(Labeled box entries)
☆ ☆ ☆ ☆ ☆ ☆ ☆

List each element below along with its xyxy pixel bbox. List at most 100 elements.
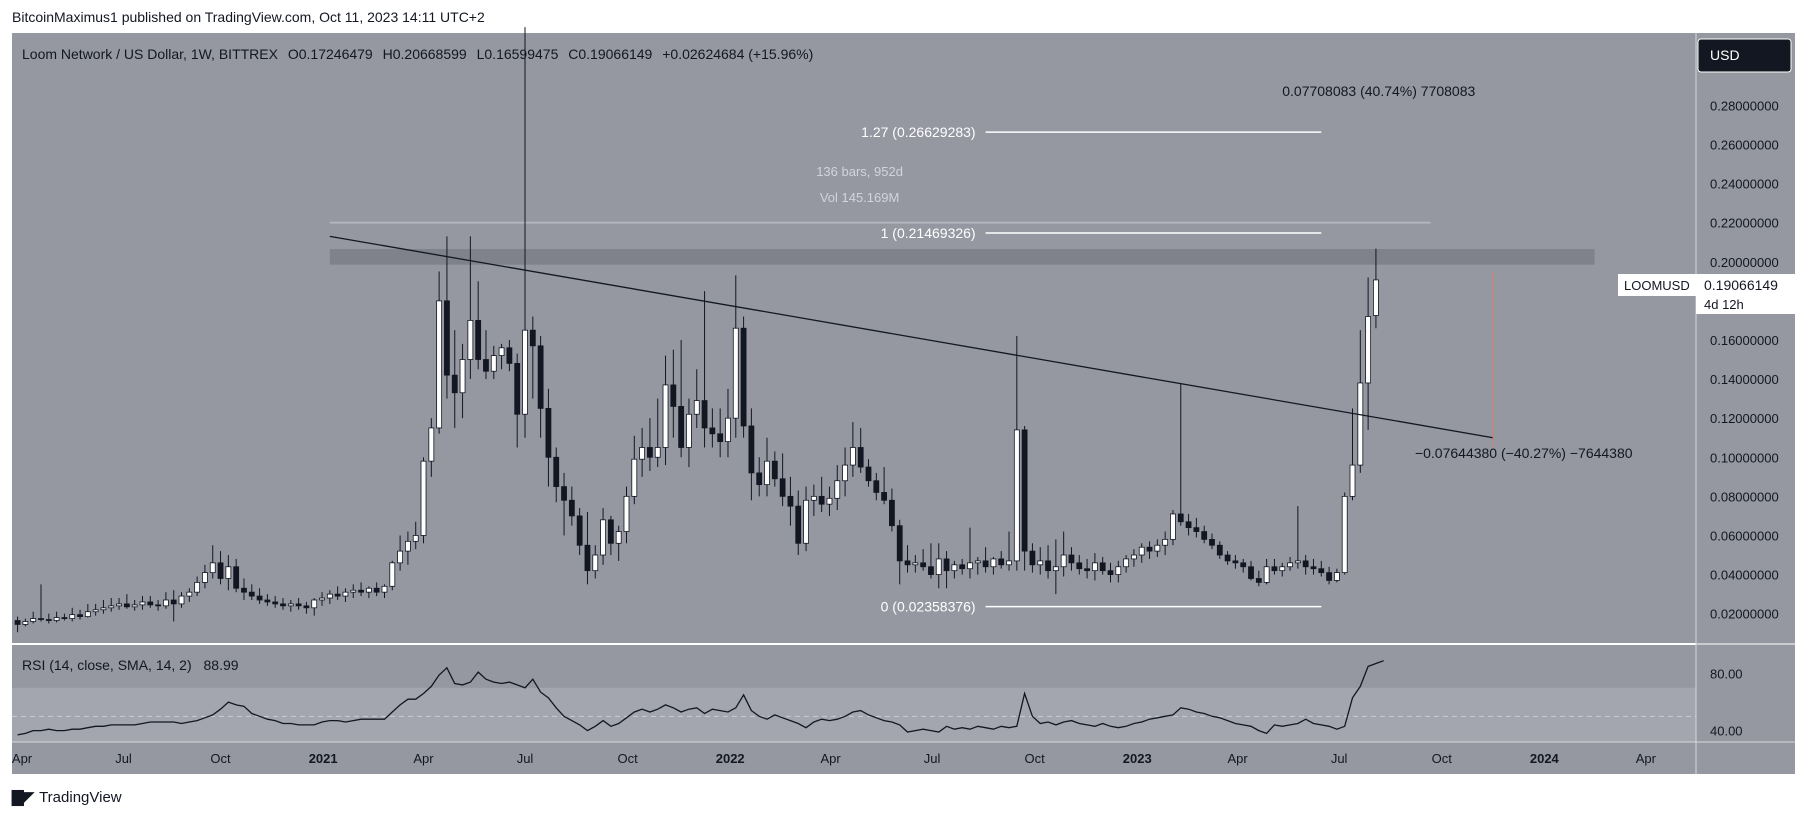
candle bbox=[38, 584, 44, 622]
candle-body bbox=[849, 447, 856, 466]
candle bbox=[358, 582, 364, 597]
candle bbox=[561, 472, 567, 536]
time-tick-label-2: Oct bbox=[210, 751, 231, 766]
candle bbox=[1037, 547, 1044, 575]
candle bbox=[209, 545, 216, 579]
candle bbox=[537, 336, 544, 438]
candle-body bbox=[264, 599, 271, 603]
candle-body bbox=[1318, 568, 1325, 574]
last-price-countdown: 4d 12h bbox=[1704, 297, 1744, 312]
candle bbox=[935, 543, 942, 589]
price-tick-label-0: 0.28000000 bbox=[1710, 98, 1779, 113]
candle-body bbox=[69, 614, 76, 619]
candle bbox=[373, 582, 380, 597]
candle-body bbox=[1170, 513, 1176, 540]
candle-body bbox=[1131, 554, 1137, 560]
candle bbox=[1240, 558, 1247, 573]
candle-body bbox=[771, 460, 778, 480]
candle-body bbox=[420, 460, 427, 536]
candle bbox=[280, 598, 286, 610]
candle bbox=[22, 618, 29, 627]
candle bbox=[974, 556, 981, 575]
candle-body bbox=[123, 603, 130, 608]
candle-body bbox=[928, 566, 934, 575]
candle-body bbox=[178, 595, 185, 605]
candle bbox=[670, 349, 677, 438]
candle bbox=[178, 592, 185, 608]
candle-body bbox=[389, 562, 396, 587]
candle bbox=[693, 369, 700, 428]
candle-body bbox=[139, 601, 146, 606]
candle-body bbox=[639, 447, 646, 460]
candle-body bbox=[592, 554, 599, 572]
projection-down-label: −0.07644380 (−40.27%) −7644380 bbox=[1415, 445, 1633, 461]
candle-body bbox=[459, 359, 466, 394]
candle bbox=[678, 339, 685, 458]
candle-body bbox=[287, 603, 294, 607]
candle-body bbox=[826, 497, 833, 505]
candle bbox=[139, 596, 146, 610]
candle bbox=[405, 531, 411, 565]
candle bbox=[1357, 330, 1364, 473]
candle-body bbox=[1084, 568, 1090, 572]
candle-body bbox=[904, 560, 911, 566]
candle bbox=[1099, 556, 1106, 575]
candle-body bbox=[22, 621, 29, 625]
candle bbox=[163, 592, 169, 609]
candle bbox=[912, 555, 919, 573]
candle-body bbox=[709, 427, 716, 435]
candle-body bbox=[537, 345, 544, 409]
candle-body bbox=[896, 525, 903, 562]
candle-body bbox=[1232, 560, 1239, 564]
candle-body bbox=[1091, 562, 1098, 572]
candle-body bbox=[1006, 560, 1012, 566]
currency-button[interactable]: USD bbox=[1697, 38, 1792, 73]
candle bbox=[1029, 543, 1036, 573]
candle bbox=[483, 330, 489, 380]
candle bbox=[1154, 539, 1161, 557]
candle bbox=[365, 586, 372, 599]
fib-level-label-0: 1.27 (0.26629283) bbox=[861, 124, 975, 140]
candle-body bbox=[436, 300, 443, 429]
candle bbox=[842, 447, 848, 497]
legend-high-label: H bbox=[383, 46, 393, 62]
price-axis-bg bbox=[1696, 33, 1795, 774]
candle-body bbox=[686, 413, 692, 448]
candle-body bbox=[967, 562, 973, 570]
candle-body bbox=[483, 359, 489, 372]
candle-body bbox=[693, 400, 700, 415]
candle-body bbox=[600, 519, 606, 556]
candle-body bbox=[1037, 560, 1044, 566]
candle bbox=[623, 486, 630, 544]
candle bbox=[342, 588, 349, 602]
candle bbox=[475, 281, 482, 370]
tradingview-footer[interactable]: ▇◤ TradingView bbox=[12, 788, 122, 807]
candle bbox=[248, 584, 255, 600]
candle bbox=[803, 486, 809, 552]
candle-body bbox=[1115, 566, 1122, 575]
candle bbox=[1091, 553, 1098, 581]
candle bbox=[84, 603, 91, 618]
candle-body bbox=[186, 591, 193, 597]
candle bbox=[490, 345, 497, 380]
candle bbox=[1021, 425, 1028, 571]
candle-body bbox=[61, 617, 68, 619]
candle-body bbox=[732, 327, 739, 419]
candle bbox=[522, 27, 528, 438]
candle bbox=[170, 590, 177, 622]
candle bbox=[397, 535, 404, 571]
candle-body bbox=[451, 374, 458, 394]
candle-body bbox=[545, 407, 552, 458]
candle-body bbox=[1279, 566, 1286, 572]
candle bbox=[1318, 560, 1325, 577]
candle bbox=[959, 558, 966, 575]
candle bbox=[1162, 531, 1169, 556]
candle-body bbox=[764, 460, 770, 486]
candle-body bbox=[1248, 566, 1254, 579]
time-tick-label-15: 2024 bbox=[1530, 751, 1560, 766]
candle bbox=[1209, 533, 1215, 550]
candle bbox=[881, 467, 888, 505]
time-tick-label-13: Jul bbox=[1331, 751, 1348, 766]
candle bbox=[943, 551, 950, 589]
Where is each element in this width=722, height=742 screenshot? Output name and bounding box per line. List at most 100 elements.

☆ ☆ ☆ ☆ ☆ ☆ ☆

## EXERCISE INSTRUCTIONS:
Convert every line of all the entries above into a Markdown table with the columns "Row" and "Line," numbering the rows and skipping blank lines. Omit the pictures from the table.

## THE RESULT:
| Row | Line |
|---|---|
| 1 | List each element below along with its xyxy pixel bbox. List at most 100 elements. |
| 2 | candle bbox=[38, 584, 44, 622] |
| 3 | candle-body bbox=[849, 447, 856, 466] |
| 4 | candle bbox=[358, 582, 364, 597] |
| 5 | candle bbox=[561, 472, 567, 536] |
| 6 | time-tick-label-2: Oct bbox=[210, 751, 231, 766] |
| 7 | candle bbox=[1037, 547, 1044, 575] |
| 8 | candle bbox=[209, 545, 216, 579] |
| 9 | candle bbox=[537, 336, 544, 438] |
| 10 | candle-body bbox=[264, 599, 271, 603] |
| 11 | candle-body bbox=[1318, 568, 1325, 574] |
| 12 | last-price-countdown: 4d 12h bbox=[1704, 297, 1744, 312] |
| 13 | candle bbox=[935, 543, 942, 589] |
| 14 | price-tick-label-0: 0.28000000 bbox=[1710, 98, 1779, 113] |
| 15 | candle-body bbox=[69, 614, 76, 619] |
| 16 | candle bbox=[373, 582, 380, 597] |
| 17 | candle-body bbox=[1170, 513, 1176, 540] |
| 18 | candle-body bbox=[1131, 554, 1137, 560] |
| 19 | candle bbox=[1240, 558, 1247, 573] |
| 20 | candle-body bbox=[771, 460, 778, 480] |
| 21 | candle-body bbox=[420, 460, 427, 536] |
| 22 | candle bbox=[280, 598, 286, 610] |
| 23 | candle bbox=[22, 618, 29, 627] |
| 24 | candle bbox=[974, 556, 981, 575] |
| 25 | candle-body bbox=[123, 603, 130, 608] |
| 26 | candle-body bbox=[928, 566, 934, 575] |
| 27 | candle-body bbox=[178, 595, 185, 605] |
| 28 | candle bbox=[670, 349, 677, 438] |
| 29 | candle bbox=[178, 592, 185, 608] |
| 30 | candle-body bbox=[389, 562, 396, 587] |
| 31 | candle bbox=[693, 369, 700, 428] |
| 32 | candle-body bbox=[139, 601, 146, 606] |
| 33 | candle-body bbox=[639, 447, 646, 460] |
| 34 | candle-body bbox=[592, 554, 599, 572] |
| 35 | projection-down-label: −0.07644380 (−40.27%) −7644380 bbox=[1415, 445, 1633, 461] |
| 36 | candle-body bbox=[459, 359, 466, 394] |
| 37 | candle bbox=[678, 339, 685, 458] |
| 38 | candle-body bbox=[287, 603, 294, 607] |
| 39 | candle-body bbox=[826, 497, 833, 505] |
| 40 | candle bbox=[139, 596, 146, 610] |
| 41 | candle bbox=[405, 531, 411, 565] |
| 42 | candle bbox=[1357, 330, 1364, 473] |
| 43 | candle-body bbox=[1084, 568, 1090, 572] |
| 44 | candle-body bbox=[904, 560, 911, 566] |
| 45 | candle bbox=[1099, 556, 1106, 575] |
| 46 | candle-body bbox=[22, 621, 29, 625] |
| 47 | candle bbox=[163, 592, 169, 609] |
| 48 | candle bbox=[912, 555, 919, 573] |
| 49 | candle-body bbox=[709, 427, 716, 435] |
| 50 | candle-body bbox=[537, 345, 544, 409] |
| 51 | candle-body bbox=[896, 525, 903, 562] |
| 52 | candle-body bbox=[1232, 560, 1239, 564] |
| 53 | candle-body bbox=[1091, 562, 1098, 572] |
| 54 | candle-body bbox=[1006, 560, 1012, 566] |
| 55 | currency-button[interactable]: USD bbox=[1697, 38, 1792, 73] |
| 56 | candle bbox=[1029, 543, 1036, 573] |
| 57 | candle bbox=[483, 330, 489, 380] |
| 58 | candle bbox=[1154, 539, 1161, 557] |
| 59 | candle bbox=[365, 586, 372, 599] |
| 60 | fib-level-label-0: 1.27 (0.26629283) bbox=[861, 124, 975, 140] |
| 61 | candle-body bbox=[436, 300, 443, 429] |
| 62 | candle bbox=[842, 447, 848, 497] |
| 63 | legend-high-label: H bbox=[383, 46, 393, 62] |
| 64 | price-axis-bg bbox=[1696, 33, 1795, 774] |
| 65 | candle-body bbox=[686, 413, 692, 448] |
| 66 | candle-body bbox=[967, 562, 973, 570] |
| 67 | candle-body bbox=[483, 359, 489, 372] |
| 68 | candle-body bbox=[693, 400, 700, 415] |
| 69 | candle-body bbox=[600, 519, 606, 556] |
| 70 | candle-body bbox=[1037, 560, 1044, 566] |
| 71 | candle bbox=[623, 486, 630, 544] |
| 72 | candle bbox=[342, 588, 349, 602] |
| 73 | candle bbox=[475, 281, 482, 370] |
| 74 | tradingview-footer[interactable]: ▇◤ TradingView bbox=[12, 788, 122, 807] |
| 75 | candle bbox=[248, 584, 255, 600] |
| 76 | candle bbox=[803, 486, 809, 552] |
| 77 | candle-body bbox=[1115, 566, 1122, 575] |
| 78 | candle bbox=[1091, 553, 1098, 581] |
| 79 | candle bbox=[84, 603, 91, 618] |
| 80 | candle-body bbox=[186, 591, 193, 597] |
| 81 | candle bbox=[490, 345, 497, 380] |
| 82 | candle bbox=[1021, 425, 1028, 571] |
| 83 | candle-body bbox=[61, 617, 68, 619] |
| 84 | candle-body bbox=[732, 327, 739, 419] |
| 85 | candle bbox=[522, 27, 528, 438] |
| 86 | candle bbox=[170, 590, 177, 622] |
| 87 | candle bbox=[397, 535, 404, 571] |
| 88 | candle-body bbox=[451, 374, 458, 394] |
| 89 | candle-body bbox=[545, 407, 552, 458] |
| 90 | candle-body bbox=[1279, 566, 1286, 572] |
| 91 | candle bbox=[1318, 560, 1325, 577] |
| 92 | candle bbox=[959, 558, 966, 575] |
| 93 | candle bbox=[1162, 531, 1169, 556] |
| 94 | candle-body bbox=[764, 460, 770, 486] |
| 95 | candle-body bbox=[1248, 566, 1254, 579] |
| 96 | time-tick-label-15: 2024 bbox=[1530, 751, 1560, 766] |
| 97 | candle bbox=[1209, 533, 1215, 550] |
| 98 | candle bbox=[881, 467, 888, 505] |
| 99 | time-tick-label-13: Jul bbox=[1331, 751, 1348, 766] |
| 100 | candle bbox=[943, 551, 950, 589] |
| 101 | Where is each element in this width=722, height=742 screenshot? Output name and bounding box per line. List at most 100 elements. |